Required work →
#1 From the Louise Pound collection description below, list every publication she is said to have contributed to.
#2 Retype a passage of the Louise Pound collection description below, starting with "Miss Pound served 50" and going on through "High School administrator.".

|Collection Name||RG0912 Pound, Louise, 1872-1958|
|Size and Materials||33 boxes; 15.75 cu.ft.; 1 reel of microfilm|
|Title||Louise Pound papers|
|Date or Date Span||1881-1958|
|Year Range from||1881|
|Year Range to||1958|
Louise Pound was born June 30, 1872, in Lincoln, Nebraska. Her parents, Stephen and Laura Pound, had come to Lincoln in 1869; she was the second of their three children. Their mother educated the three children at home until they entered the University of Nebraska preparatory school. Miss Pound graduated from the University of Nebraska with a Bachelor of Arts in 1892 and also earned a Master of Arts degree and a diploma in music there. She then completed a dissertation at the University of Heidelberg, Germany, passing the examination for a doctorate magna cum laude (1900) in two instead of the usual seven semesters.
In 1890, when she was 18, Louise Pound became Lincoln City Tennis Champion. She competed against men for the University of Nebraska title in 1891 and 1892, winning both years. In 1897 she won the Women's Western Tennis Championship and in 1900 the Championship of Heidelberg. She also played a tie match with the Olympic men's singles tennis titleholder while at Heidelberg. She won the state golf championship in 1916 and a 100 mile cycling medal in 1906, was a figure skater on ice, introduced skiing to Lincoln, and managed the university women's basketball team. She is the only woman in the University of Nebraska Sports Hall of Fame.
During World War I Miss Pound served as a staff member of the Women's Committee of the State Council of Defense; she was acting state head of the National League for Women's Services in 1918, chairman of Overseas Relief Activities, and a member of the Food for France Committee. She belonged to the DAR, Phi Beta Kappa, Kappa Kappa Gamma, Theta Sigma Phi, Chi Delta Phi, Sigma Tau Delta, Delta Omicron, Alpha Lambda Delta, Delta Kappa Gamma, Pi Gamma Mu, and Mortar Board. She was also a member of the Lincoln Country Club, the Lincoln University Club, Copper Kettle, Wooden Spoons, and the Omaha Press Club. In 1955 she was elected the first woman president of the Modern Language Association.
Miss Pound served 50 years at the University of Nebraska, retiring in 1945. She taught American Literature, Contemporary English, and Comparative Literature. During summer sessions she gave courses at other educational institutions including the University of California, Yale, University of Chicago, Columbia University, and Stanford University. She contributed to the Encyclopedia Britannica, American Speech Quarterly, American Literature, Southern Folklore Quarterly, and College English. Her correspondents included H.L. Mencken and Dorothy Canfield Fisher.
Louise Pound died June 27, 1958, at the family home in Lincoln. She was survived by her brother Roscoe, Dean Emeritus of Harvard Law School, and her sister, Olivia, retired Lincoln High School administrator.
|Scope & Content||
This collection is arranged in seven series: 1) Biographical and personal information; 2) Correspondence, 1881-1958; 3) Folklore materials; 4) Literature/language materials; 5) Lectures and speeches; 6) Organizations and activities; and 7) Miscellaneous.

Information provided →

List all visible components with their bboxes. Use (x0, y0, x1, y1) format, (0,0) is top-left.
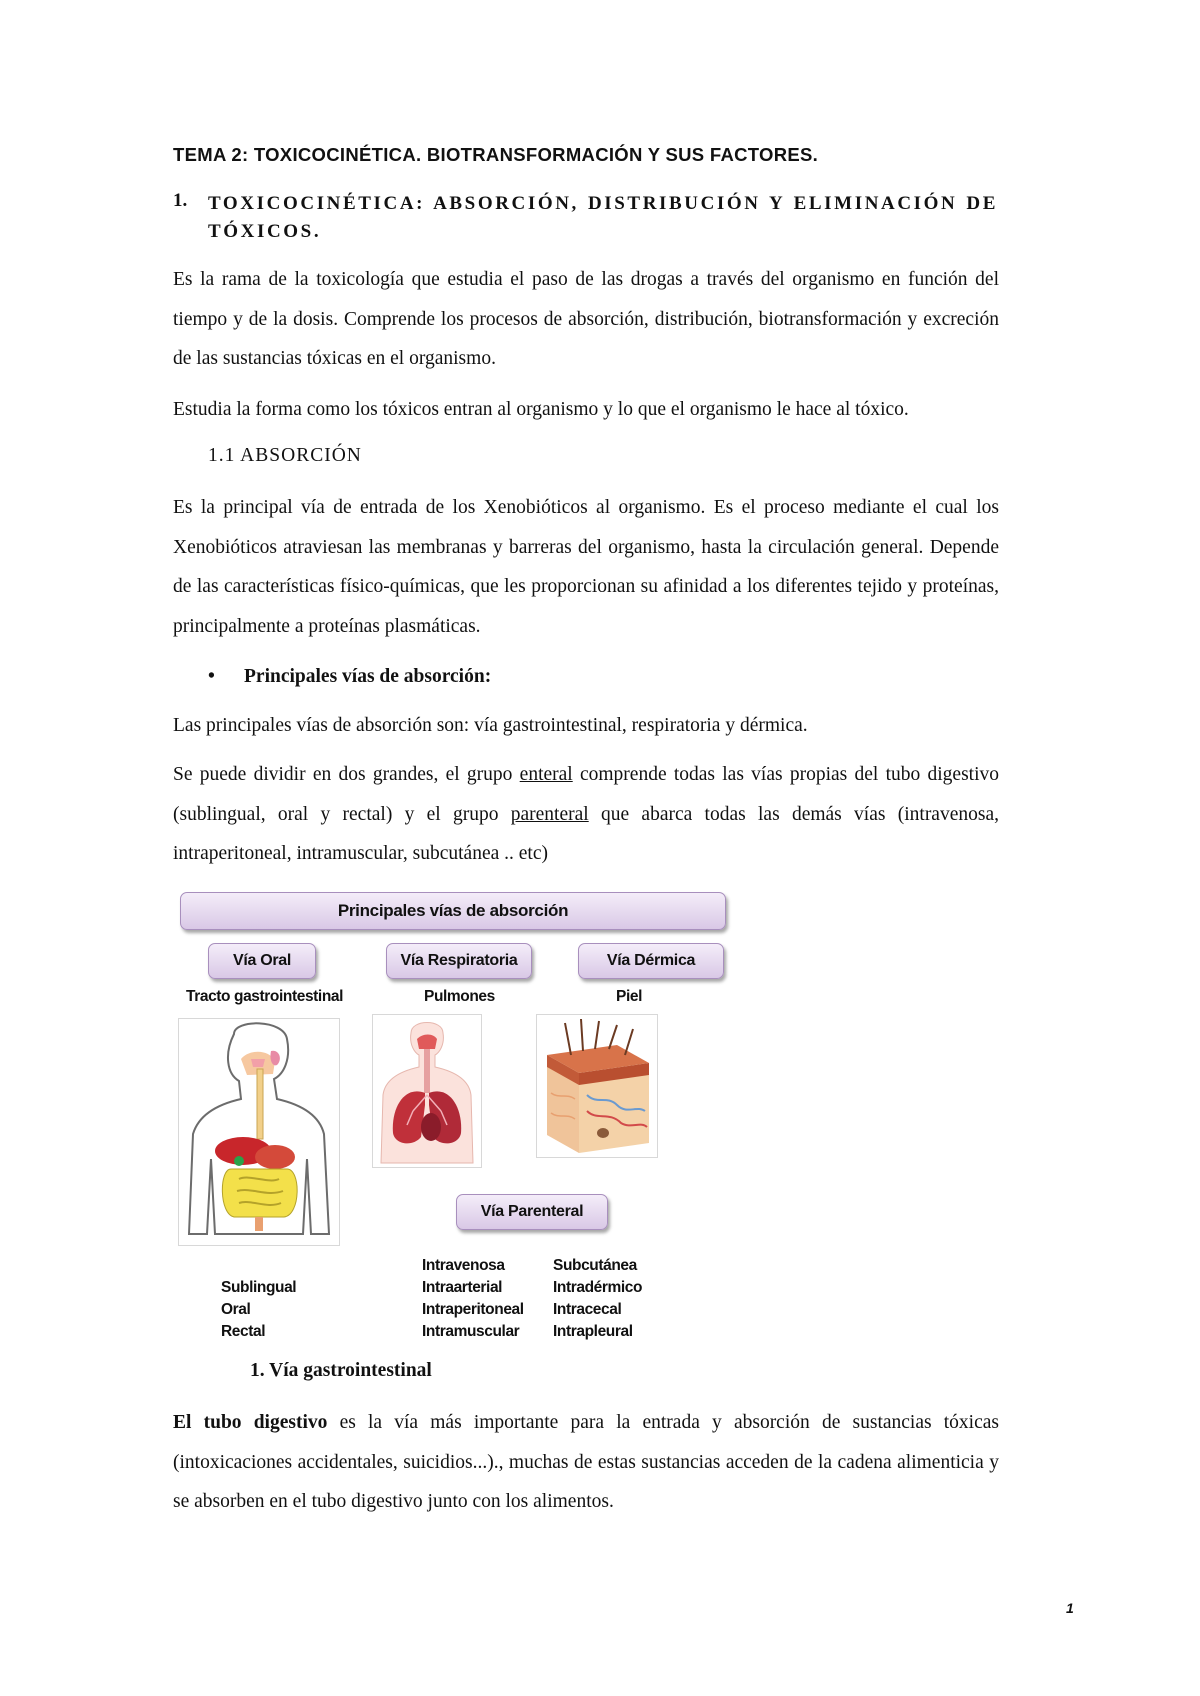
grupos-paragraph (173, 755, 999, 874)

Answers per task →
#1
- Encyclopedia Britannica
- American Speech Quarterly
- American Literature
- Southern Folklore Quarterly
- College English

#2
Miss Pound served 50 years at the University of Nebraska, retiring in 1945. She taught American Literature, Contemporary English, and Comparative Literature. During summer sessions she gave courses at other educational institutions including the University of California, Yale, University of Chicago, Columbia University, and Stanford University. She contributed to the Encyclopedia Britannica, American Speech Quarterly, American Literature, Southern Folklore Quarterly, and College English. Her correspondents included H.L. Mencken and Dorothy Canfield Fisher.
Louise Pound died June 27, 1958, at the family home in Lincoln. She was survived by her brother Roscoe, Dean Emeritus of Harvard Law School, and her sister, Olivia, retired Lincoln High School administrator.